▸ **Written request**
Show every line where "JSON" occurs.

----------------------------------------

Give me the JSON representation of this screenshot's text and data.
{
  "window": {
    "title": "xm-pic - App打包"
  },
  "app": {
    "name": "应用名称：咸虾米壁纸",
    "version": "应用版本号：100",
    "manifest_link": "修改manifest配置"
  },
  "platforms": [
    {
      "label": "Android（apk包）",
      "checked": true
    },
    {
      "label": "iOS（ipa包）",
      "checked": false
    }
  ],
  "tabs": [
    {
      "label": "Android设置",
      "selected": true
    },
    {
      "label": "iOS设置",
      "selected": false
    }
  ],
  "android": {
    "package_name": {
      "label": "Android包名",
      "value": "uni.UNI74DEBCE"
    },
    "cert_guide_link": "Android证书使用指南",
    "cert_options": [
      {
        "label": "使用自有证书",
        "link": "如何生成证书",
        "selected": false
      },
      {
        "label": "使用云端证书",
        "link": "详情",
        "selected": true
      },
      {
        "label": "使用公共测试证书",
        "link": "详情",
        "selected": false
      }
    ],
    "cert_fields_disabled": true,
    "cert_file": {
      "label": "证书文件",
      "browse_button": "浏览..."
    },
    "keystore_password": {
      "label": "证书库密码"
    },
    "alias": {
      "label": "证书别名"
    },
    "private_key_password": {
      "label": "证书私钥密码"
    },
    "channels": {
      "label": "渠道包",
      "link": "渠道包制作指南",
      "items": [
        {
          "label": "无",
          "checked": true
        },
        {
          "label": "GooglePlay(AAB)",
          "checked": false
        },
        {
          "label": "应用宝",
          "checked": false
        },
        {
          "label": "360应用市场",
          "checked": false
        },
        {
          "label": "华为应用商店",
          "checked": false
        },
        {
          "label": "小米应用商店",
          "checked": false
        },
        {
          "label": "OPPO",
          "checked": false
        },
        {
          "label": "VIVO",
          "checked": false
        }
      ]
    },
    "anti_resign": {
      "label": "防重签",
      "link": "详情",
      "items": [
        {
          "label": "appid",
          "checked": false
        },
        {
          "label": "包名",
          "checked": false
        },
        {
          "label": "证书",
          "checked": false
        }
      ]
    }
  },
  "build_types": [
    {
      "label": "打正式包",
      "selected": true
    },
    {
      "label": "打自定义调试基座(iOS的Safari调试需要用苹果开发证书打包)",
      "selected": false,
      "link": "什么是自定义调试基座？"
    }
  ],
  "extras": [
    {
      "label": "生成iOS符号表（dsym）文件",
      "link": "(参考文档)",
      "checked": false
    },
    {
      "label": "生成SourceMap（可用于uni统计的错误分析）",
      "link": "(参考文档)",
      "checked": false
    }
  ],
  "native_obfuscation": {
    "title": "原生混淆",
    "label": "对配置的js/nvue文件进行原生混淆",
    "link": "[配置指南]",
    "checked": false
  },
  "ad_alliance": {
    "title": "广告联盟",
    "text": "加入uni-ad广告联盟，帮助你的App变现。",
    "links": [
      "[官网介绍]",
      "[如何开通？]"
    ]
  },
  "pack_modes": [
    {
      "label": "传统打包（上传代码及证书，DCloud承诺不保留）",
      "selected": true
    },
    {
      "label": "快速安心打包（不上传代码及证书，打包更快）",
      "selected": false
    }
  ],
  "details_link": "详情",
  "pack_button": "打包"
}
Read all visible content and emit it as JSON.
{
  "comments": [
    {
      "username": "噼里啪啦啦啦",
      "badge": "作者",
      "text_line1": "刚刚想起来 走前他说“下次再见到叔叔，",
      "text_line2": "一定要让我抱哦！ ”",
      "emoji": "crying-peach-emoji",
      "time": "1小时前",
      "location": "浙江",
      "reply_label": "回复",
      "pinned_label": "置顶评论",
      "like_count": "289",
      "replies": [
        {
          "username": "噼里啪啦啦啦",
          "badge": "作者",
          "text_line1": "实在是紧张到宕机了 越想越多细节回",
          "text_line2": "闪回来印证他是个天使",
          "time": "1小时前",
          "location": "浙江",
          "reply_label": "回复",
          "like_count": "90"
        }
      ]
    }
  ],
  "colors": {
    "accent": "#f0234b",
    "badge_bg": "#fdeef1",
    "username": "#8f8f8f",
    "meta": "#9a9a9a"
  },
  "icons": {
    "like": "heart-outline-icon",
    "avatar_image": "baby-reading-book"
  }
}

----------------------------------------

▸ **The completed task**
Give me the JSON representation of this screenshot's text and data.
Read all visible content and emit it as JSON.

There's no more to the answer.